— START Listed entries —

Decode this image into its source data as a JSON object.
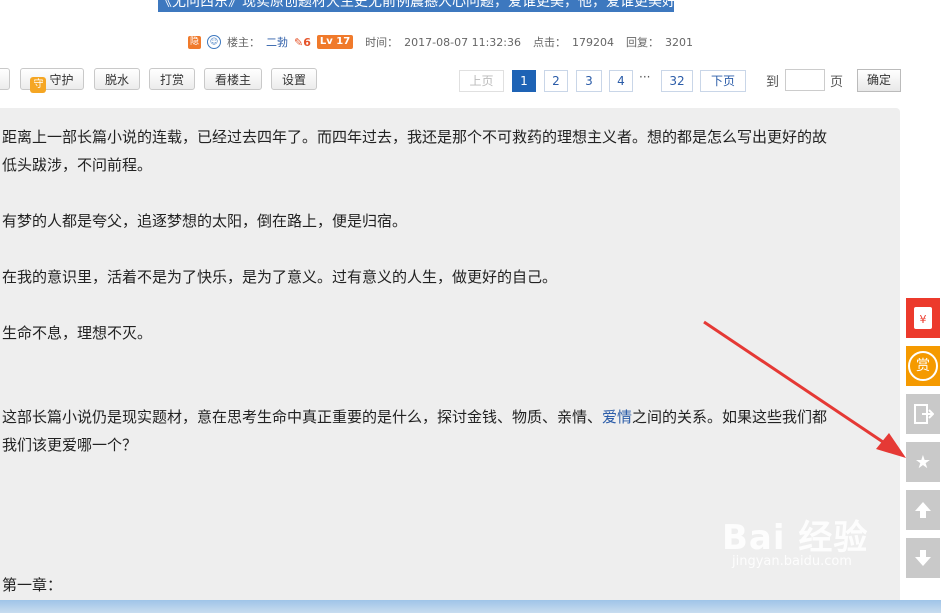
{
  "post": {
    "title_partial": "《无问西东》现实原创题材大生史无前例震撼人心问题，爱谁更美，他，爱谁更美好，",
    "meta": {
      "hide_icon": "eye-off-icon",
      "author_label": "楼主：",
      "author": "二勃",
      "badge_count": "6",
      "level": "Lv 17",
      "time_label": "时间：",
      "time": "2017-08-07 11:32:36",
      "views_label": "点击：",
      "views": "179204",
      "replies_label": "回复：",
      "replies": "3201"
    }
  },
  "toolbar": {
    "guard": "守护",
    "dehydrate": "脱水",
    "reward": "打赏",
    "only_op": "看楼主",
    "settings": "设置"
  },
  "pager": {
    "prev": "上页",
    "pages": [
      "1",
      "2",
      "3",
      "4"
    ],
    "ellipsis": "···",
    "last": "32",
    "next": "下页",
    "goto_label": "到",
    "page_label": "页",
    "confirm": "确定",
    "current": "1"
  },
  "content": {
    "p1_line1": "距离上一部长篇小说的连载，已经过去四年了。而四年过去，我还是那个不可救药的理想主义者。想的都是怎么写出更好的故",
    "p1_line2": "低头跋涉，不问前程。",
    "p2": "有梦的人都是夸父，追逐梦想的太阳，倒在路上，便是归宿。",
    "p3": "在我的意识里，活着不是为了快乐，是为了意义。过有意义的人生，做更好的自己。",
    "p4": "生命不息，理想不灭。",
    "p5_line1_a": "这部长篇小说仍是现实题材，意在思考生命中真正重要的是什么，探讨金钱、物质、亲情、",
    "p5_link": "爱情",
    "p5_line1_b": "之间的关系。如果这些我们都",
    "p5_line2": "我们该更爱哪一个？",
    "chapter": "第一章："
  },
  "sidebar": {
    "redpacket_icon": "red-packet-icon",
    "reward_label": "赏",
    "share_icon": "exit-share-icon",
    "favorite_icon": "star-icon",
    "top_icon": "arrow-up-icon",
    "bottom_icon": "arrow-down-icon"
  },
  "watermark": {
    "logo": "Bai 经验",
    "url": "jingyan.baidu.com"
  },
  "colors": {
    "accent_blue": "#1e63b5",
    "link_blue": "#2b5ca8",
    "annotation_red": "#e53935",
    "sidebar_red": "#ec3a2c",
    "sidebar_orange": "#f59a00"
  }
}
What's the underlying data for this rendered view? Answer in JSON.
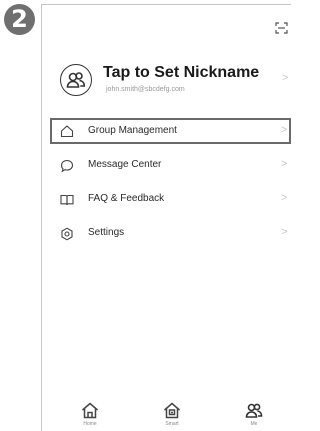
{
  "step_number": "2",
  "profile": {
    "nickname": "Tap to Set Nickname",
    "email": "john.smith@sbcdefg.com",
    "chevron": ">"
  },
  "menu": [
    {
      "label": "Group Management",
      "icon": "home-outline-icon",
      "chevron": ">",
      "highlighted": true
    },
    {
      "label": "Message Center",
      "icon": "chat-bubble-icon",
      "chevron": ">"
    },
    {
      "label": "FAQ & Feedback",
      "icon": "book-icon",
      "chevron": ">"
    },
    {
      "label": "Settings",
      "icon": "gear-icon",
      "chevron": ">"
    }
  ],
  "tabs": [
    {
      "label": "Home",
      "icon": "home-icon"
    },
    {
      "label": "Smart",
      "icon": "smart-home-icon"
    },
    {
      "label": "Me",
      "icon": "user-group-icon"
    }
  ],
  "colors": {
    "highlight_border": "#6a6a6a",
    "badge": "#6f6f6f",
    "chevron": "#c9c9c9"
  }
}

— END Listed entries —

■ **Work to be completed**
Apart from the pictures, the entries above are to be repeated in full and exactly.

■ **Response below**
Decode this image into its source data as a JSON object.
{
  "post": {
    "title_partial": "《无问西东》现实原创题材大生史无前例震撼人心问题，爱谁更美，他，爱谁更美好，",
    "meta": {
      "hide_icon": "eye-off-icon",
      "author_label": "楼主：",
      "author": "二勃",
      "badge_count": "6",
      "level": "Lv 17",
      "time_label": "时间：",
      "time": "2017-08-07 11:32:36",
      "views_label": "点击：",
      "views": "179204",
      "replies_label": "回复：",
      "replies": "3201"
    }
  },
  "toolbar": {
    "guard": "守护",
    "dehydrate": "脱水",
    "reward": "打赏",
    "only_op": "看楼主",
    "settings": "设置"
  },
  "pager": {
    "prev": "上页",
    "pages": [
      "1",
      "2",
      "3",
      "4"
    ],
    "ellipsis": "···",
    "last": "32",
    "next": "下页",
    "goto_label": "到",
    "page_label": "页",
    "confirm": "确定",
    "current": "1"
  },
  "content": {
    "p1_line1": "距离上一部长篇小说的连载，已经过去四年了。而四年过去，我还是那个不可救药的理想主义者。想的都是怎么写出更好的故",
    "p1_line2": "低头跋涉，不问前程。",
    "p2": "有梦的人都是夸父，追逐梦想的太阳，倒在路上，便是归宿。",
    "p3": "在我的意识里，活着不是为了快乐，是为了意义。过有意义的人生，做更好的自己。",
    "p4": "生命不息，理想不灭。",
    "p5_line1_a": "这部长篇小说仍是现实题材，意在思考生命中真正重要的是什么，探讨金钱、物质、亲情、",
    "p5_link": "爱情",
    "p5_line1_b": "之间的关系。如果这些我们都",
    "p5_line2": "我们该更爱哪一个？",
    "chapter": "第一章："
  },
  "sidebar": {
    "redpacket_icon": "red-packet-icon",
    "reward_label": "赏",
    "share_icon": "exit-share-icon",
    "favorite_icon": "star-icon",
    "top_icon": "arrow-up-icon",
    "bottom_icon": "arrow-down-icon"
  },
  "watermark": {
    "logo": "Bai 经验",
    "url": "jingyan.baidu.com"
  },
  "colors": {
    "accent_blue": "#1e63b5",
    "link_blue": "#2b5ca8",
    "annotation_red": "#e53935",
    "sidebar_red": "#ec3a2c",
    "sidebar_orange": "#f59a00"
  }
}
What's the underlying data for this rendered view? Answer in JSON.
{
  "step_number": "2",
  "profile": {
    "nickname": "Tap to Set Nickname",
    "email": "john.smith@sbcdefg.com",
    "chevron": ">"
  },
  "menu": [
    {
      "label": "Group Management",
      "icon": "home-outline-icon",
      "chevron": ">",
      "highlighted": true
    },
    {
      "label": "Message Center",
      "icon": "chat-bubble-icon",
      "chevron": ">"
    },
    {
      "label": "FAQ & Feedback",
      "icon": "book-icon",
      "chevron": ">"
    },
    {
      "label": "Settings",
      "icon": "gear-icon",
      "chevron": ">"
    }
  ],
  "tabs": [
    {
      "label": "Home",
      "icon": "home-icon"
    },
    {
      "label": "Smart",
      "icon": "smart-home-icon"
    },
    {
      "label": "Me",
      "icon": "user-group-icon"
    }
  ],
  "colors": {
    "highlight_border": "#6a6a6a",
    "badge": "#6f6f6f",
    "chevron": "#c9c9c9"
  }
}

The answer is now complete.